◆ GIVEN INSTRUCTION ◆
Go through the data below. List every line that holds the word "TIPSY".

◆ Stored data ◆
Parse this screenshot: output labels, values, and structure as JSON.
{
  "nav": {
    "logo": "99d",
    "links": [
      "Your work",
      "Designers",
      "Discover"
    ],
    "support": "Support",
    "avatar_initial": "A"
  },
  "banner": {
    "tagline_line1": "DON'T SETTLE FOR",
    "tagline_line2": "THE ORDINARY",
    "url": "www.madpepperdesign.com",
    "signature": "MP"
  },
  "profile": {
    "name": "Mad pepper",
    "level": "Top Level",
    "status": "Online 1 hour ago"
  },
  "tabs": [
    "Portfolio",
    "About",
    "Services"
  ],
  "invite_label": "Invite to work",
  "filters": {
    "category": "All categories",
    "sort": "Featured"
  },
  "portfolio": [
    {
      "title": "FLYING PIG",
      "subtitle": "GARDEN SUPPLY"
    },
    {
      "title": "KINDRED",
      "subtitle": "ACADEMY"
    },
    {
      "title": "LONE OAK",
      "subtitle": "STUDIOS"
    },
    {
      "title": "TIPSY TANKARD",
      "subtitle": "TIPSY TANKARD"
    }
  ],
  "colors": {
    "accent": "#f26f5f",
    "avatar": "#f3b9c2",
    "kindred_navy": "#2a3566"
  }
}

--

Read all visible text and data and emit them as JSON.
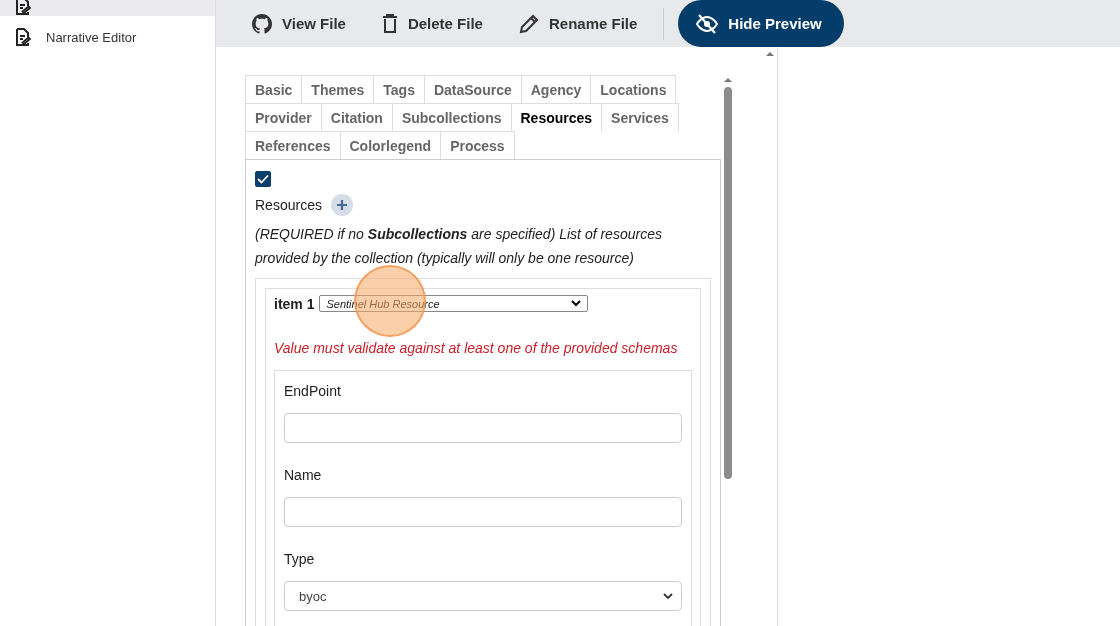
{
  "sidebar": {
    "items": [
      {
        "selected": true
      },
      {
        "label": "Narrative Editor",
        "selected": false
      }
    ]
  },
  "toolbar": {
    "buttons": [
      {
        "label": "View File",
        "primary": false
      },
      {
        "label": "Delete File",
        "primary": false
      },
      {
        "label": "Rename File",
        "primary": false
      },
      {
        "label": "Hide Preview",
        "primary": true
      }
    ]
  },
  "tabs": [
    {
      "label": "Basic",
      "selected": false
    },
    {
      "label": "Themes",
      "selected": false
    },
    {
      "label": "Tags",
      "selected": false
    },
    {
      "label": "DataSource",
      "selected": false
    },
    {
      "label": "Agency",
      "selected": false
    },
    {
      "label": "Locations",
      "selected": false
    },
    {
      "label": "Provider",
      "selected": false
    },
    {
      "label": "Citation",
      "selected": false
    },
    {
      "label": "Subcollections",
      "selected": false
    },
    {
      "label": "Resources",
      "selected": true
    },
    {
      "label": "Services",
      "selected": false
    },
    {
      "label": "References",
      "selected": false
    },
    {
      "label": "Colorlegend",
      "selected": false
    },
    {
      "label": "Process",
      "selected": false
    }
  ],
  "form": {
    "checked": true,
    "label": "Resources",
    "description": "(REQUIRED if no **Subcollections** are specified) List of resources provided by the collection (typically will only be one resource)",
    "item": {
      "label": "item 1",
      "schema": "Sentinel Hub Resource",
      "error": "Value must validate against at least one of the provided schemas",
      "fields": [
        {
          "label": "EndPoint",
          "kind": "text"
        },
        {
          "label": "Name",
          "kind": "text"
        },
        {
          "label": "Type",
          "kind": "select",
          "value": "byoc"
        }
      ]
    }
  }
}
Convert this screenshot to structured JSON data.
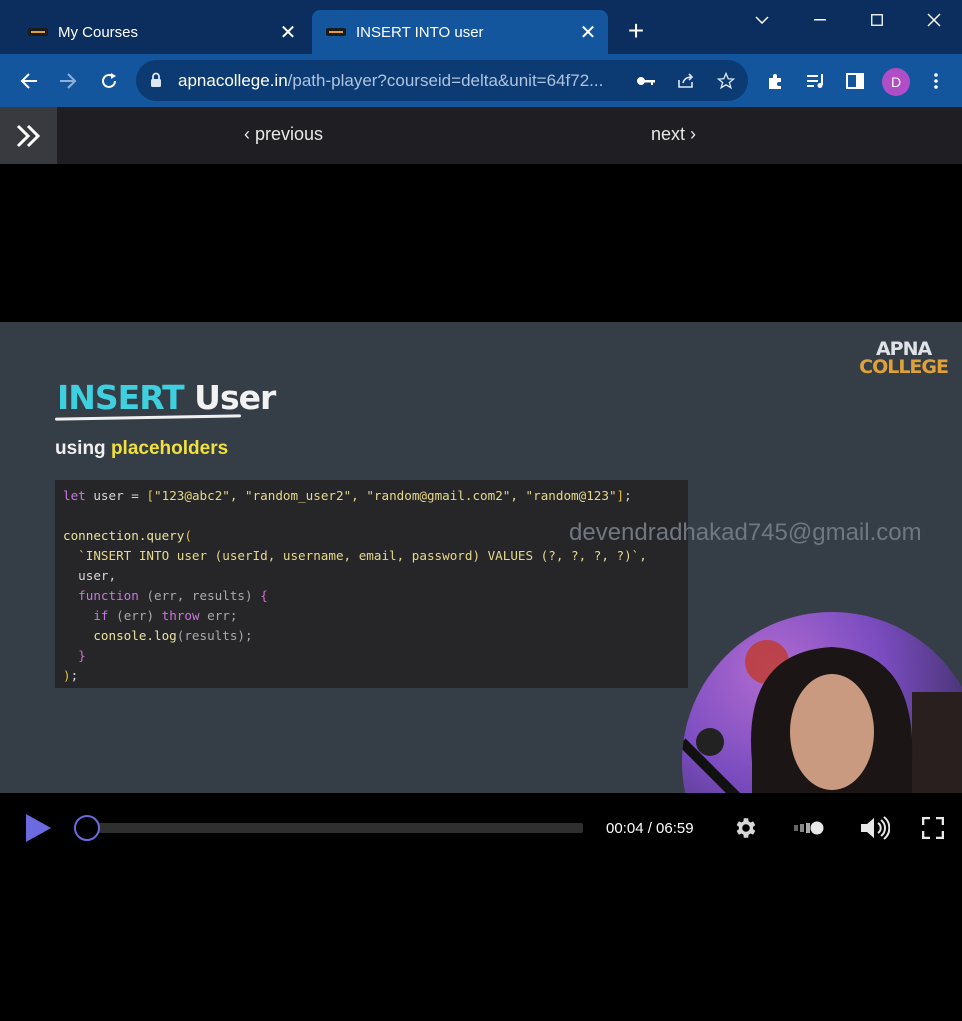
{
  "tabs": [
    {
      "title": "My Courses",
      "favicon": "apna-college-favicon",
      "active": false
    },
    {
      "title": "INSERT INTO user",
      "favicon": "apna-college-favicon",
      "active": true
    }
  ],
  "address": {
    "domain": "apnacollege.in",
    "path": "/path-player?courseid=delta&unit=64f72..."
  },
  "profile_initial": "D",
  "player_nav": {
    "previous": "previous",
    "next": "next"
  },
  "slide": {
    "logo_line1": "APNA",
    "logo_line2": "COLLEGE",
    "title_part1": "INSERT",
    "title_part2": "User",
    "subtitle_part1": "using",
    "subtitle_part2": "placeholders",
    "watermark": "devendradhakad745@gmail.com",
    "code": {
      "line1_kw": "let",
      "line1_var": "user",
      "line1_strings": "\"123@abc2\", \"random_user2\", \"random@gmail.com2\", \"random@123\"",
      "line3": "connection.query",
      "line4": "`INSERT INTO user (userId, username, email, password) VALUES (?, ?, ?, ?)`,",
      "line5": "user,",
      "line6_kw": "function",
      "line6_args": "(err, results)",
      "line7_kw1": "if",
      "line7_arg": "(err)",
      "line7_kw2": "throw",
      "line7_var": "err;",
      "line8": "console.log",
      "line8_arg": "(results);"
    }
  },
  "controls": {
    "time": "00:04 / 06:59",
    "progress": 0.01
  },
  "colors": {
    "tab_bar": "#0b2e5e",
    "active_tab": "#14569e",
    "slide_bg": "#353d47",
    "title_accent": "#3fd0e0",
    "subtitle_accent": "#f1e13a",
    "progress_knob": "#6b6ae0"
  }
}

==

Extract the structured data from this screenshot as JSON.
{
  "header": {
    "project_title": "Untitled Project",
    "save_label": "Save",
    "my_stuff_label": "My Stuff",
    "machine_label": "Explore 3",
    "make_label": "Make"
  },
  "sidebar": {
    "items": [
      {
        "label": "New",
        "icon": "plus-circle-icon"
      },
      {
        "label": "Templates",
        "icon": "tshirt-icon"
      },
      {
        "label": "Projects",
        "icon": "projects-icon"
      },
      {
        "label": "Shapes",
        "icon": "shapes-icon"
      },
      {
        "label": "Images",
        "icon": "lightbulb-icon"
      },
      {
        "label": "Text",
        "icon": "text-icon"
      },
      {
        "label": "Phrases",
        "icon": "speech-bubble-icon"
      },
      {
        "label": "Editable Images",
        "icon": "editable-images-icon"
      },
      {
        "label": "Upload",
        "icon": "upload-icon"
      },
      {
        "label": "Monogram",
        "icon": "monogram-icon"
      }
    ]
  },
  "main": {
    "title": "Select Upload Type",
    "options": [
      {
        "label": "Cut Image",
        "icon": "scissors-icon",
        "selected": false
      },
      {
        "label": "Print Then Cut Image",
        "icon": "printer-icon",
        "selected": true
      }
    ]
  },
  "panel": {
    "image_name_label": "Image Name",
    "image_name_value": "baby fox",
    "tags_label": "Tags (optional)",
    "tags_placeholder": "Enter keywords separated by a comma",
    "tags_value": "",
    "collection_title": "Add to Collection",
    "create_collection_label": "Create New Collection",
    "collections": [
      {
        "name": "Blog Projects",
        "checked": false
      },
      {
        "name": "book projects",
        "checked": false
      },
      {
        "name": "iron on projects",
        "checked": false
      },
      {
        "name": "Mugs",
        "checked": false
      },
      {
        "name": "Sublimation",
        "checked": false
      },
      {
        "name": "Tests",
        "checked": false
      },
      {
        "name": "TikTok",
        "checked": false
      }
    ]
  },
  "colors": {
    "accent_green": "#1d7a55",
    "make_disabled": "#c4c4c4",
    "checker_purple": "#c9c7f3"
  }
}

◆ ANSWER FOR THE TASK ◆
      "title": "TIPSY TANKARD",
      "subtitle": "TIPSY TANKARD"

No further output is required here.